▸ **What is asked**: Reproduce the following data verbatim, beginning with the line that contains "414, 416, 429]" and continuing through the line that contains "For every button, label, input, icon, or".

[Listings of regions and labels]
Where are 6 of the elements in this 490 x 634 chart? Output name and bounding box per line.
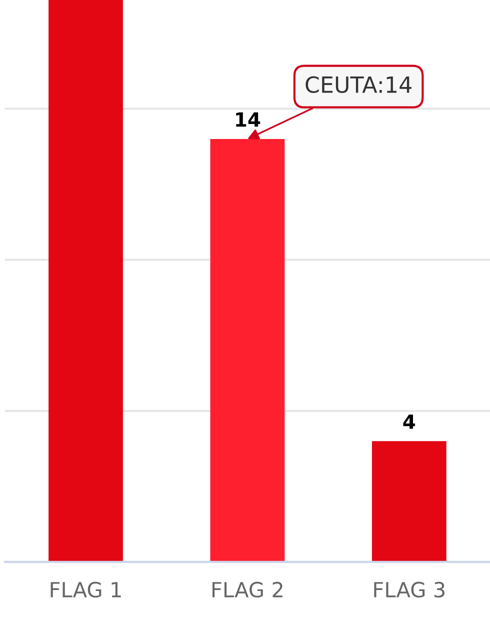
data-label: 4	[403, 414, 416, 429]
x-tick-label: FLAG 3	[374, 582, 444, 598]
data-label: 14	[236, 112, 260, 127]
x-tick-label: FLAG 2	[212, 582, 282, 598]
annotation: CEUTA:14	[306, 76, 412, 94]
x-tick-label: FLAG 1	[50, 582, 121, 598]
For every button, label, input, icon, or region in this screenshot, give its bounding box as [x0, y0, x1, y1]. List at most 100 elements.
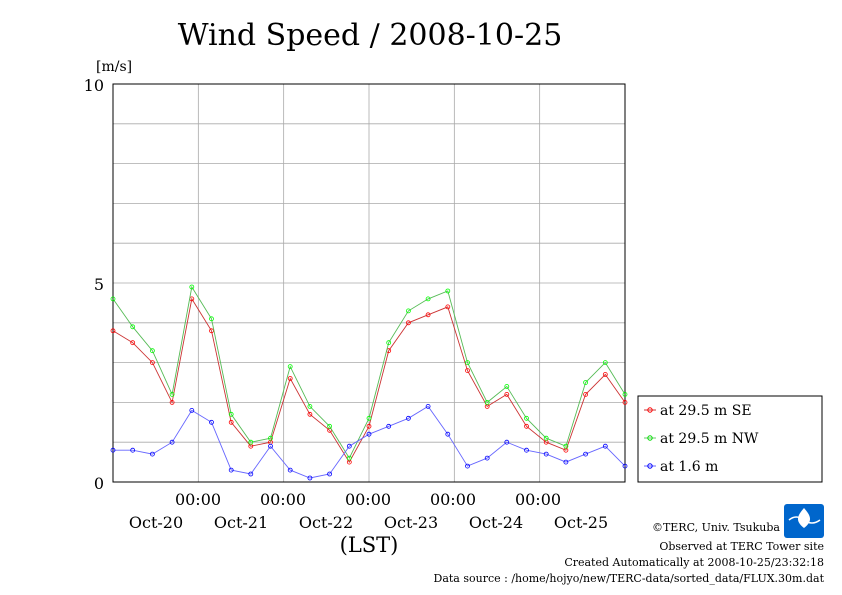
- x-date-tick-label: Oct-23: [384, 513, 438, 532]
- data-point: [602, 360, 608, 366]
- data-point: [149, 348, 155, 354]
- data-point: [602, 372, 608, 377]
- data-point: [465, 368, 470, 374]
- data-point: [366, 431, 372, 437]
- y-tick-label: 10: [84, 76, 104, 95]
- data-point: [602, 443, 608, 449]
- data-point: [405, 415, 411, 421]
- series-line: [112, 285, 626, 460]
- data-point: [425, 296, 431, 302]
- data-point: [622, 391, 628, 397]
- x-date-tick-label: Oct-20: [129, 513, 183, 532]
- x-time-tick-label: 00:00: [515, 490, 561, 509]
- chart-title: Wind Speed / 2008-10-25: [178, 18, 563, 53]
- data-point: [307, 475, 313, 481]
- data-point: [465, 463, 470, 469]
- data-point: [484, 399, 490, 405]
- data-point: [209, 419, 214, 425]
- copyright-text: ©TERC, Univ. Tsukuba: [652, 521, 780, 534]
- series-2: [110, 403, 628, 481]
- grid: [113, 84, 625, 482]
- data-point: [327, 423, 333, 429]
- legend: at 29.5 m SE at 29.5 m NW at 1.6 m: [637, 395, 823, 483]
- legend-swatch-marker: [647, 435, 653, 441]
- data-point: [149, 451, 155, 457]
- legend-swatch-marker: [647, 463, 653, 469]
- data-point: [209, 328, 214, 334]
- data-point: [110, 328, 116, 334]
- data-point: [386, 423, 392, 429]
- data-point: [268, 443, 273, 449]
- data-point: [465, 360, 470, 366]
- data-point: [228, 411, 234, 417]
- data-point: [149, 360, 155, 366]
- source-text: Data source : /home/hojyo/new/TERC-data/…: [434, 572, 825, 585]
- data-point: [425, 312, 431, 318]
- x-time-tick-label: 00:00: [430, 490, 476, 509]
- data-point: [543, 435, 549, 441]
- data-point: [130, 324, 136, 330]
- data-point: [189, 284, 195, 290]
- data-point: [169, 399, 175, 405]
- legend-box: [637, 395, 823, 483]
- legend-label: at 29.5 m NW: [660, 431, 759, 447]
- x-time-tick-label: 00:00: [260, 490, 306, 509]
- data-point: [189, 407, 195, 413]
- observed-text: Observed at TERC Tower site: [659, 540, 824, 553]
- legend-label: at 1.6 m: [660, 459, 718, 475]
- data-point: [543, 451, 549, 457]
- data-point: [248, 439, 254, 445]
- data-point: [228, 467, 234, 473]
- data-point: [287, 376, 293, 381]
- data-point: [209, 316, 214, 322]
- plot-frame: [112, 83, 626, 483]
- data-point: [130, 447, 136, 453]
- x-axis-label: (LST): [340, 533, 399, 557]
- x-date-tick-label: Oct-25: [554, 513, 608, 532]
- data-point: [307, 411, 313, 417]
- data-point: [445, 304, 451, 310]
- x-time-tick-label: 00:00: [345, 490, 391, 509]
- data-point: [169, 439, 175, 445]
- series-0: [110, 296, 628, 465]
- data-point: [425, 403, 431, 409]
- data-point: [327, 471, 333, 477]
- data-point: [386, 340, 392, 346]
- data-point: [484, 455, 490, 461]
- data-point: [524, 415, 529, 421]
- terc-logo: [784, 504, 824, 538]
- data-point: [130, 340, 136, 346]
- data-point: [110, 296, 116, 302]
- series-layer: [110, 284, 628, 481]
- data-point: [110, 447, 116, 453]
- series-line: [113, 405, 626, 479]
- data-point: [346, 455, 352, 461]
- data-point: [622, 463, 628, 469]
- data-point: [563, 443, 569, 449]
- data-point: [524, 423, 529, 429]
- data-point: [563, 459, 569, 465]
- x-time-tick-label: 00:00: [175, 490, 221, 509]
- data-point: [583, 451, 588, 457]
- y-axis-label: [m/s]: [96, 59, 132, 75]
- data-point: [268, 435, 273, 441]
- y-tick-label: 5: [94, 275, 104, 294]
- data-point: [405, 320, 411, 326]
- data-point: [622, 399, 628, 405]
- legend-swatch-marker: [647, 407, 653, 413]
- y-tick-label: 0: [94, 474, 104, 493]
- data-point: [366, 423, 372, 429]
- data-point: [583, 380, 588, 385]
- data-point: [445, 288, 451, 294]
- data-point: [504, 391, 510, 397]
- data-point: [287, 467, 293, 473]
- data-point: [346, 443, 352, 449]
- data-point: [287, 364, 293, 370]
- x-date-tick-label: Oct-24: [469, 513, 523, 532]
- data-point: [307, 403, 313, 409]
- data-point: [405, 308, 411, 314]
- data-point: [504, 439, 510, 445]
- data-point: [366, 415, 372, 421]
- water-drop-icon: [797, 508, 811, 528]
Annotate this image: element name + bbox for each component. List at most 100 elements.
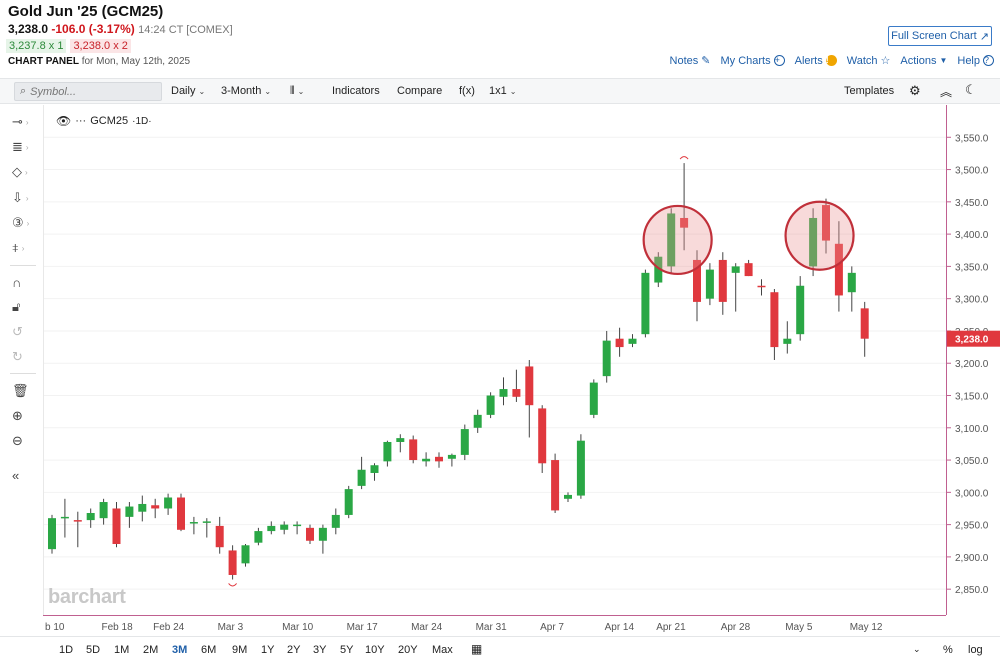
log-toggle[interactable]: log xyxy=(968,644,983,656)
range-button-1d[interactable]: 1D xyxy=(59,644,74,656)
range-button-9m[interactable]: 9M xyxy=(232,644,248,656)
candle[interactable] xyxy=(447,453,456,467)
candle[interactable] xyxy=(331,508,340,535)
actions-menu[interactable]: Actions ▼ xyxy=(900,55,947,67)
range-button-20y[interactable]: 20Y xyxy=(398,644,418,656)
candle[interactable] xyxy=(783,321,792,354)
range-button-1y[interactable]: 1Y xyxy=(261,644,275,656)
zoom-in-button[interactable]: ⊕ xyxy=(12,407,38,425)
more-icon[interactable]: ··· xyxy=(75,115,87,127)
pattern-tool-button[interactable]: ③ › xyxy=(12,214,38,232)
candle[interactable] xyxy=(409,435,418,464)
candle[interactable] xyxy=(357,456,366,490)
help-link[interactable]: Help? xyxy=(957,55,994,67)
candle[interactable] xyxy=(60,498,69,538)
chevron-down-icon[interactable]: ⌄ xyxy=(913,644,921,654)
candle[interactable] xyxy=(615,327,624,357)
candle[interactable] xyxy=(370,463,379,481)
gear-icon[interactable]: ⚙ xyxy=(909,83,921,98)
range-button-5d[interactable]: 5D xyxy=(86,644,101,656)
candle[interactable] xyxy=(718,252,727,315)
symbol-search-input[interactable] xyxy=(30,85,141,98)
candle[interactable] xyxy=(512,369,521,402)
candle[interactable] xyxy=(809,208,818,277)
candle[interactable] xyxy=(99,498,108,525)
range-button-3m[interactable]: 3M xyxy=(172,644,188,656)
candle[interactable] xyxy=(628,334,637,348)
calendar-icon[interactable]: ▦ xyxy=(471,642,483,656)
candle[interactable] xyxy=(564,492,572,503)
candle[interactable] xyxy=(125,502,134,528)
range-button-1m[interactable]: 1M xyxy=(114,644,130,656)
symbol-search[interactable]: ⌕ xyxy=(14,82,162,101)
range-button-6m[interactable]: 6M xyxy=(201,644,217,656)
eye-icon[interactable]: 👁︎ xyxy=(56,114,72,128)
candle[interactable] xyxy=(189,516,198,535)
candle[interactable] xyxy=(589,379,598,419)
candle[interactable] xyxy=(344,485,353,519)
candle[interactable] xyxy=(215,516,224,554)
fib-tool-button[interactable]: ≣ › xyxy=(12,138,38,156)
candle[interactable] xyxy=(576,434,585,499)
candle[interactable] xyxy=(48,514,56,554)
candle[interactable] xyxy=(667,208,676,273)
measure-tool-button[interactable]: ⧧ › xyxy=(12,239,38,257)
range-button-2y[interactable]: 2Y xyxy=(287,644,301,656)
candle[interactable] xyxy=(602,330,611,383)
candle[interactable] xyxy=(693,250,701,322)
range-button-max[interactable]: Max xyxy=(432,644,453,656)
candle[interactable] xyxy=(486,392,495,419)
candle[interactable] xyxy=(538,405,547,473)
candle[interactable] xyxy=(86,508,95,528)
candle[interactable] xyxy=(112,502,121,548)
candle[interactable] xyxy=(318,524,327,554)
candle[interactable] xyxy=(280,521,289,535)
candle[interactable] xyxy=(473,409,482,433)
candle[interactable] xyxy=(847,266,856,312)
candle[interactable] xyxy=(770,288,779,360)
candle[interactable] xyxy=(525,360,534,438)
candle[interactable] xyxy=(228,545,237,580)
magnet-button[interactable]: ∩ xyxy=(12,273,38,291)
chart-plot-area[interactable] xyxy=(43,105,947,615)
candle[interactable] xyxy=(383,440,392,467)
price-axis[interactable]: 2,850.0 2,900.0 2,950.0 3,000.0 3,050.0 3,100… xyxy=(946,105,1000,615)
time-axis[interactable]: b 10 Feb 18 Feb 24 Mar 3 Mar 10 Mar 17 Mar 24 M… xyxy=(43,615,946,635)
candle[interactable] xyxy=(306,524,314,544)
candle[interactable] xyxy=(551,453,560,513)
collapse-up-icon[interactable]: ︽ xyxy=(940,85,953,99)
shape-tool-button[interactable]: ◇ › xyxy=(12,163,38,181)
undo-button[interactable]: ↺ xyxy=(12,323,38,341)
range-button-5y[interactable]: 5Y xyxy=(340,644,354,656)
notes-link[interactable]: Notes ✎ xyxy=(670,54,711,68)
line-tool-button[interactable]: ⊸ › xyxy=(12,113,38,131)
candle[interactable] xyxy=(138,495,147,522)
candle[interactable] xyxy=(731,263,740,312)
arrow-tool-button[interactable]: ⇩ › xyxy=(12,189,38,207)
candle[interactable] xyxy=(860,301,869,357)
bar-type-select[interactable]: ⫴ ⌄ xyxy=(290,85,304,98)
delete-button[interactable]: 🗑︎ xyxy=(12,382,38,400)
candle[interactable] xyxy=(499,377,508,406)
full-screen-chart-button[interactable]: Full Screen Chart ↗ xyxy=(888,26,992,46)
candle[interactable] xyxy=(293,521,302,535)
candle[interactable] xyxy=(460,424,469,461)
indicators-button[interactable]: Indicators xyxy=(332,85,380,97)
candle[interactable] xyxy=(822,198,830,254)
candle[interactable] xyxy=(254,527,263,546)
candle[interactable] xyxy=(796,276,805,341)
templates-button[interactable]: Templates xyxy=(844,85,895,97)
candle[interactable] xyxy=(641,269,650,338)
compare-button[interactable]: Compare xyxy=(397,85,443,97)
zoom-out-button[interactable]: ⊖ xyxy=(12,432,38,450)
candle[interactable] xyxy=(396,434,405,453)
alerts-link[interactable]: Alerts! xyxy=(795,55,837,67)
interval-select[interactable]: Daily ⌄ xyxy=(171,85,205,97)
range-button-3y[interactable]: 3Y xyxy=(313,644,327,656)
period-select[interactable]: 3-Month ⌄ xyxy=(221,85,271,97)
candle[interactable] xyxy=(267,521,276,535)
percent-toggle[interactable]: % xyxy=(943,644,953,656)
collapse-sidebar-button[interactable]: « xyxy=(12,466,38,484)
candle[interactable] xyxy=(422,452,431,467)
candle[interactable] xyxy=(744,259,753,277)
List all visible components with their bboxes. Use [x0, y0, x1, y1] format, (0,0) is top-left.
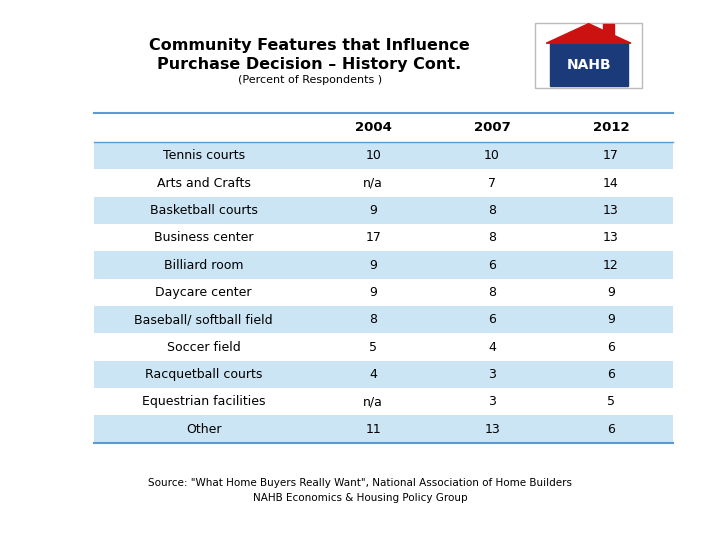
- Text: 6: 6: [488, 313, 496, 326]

▸ **Answer for the task**:
data-label: 4	[403, 414, 416, 429]
x-tick-label: FLAG 3	[374, 582, 444, 598]
data-label: 14	[236, 112, 260, 127]
x-tick-label: FLAG 2	[212, 582, 282, 598]
annotation: CEUTA:14	[306, 76, 412, 94]
x-tick-label: FLAG 1	[50, 582, 121, 598]
For every button, label, input, icon, or region in this screenshot, give its bounding box as [x0, y0, x1, y1]. List at most 100 elements.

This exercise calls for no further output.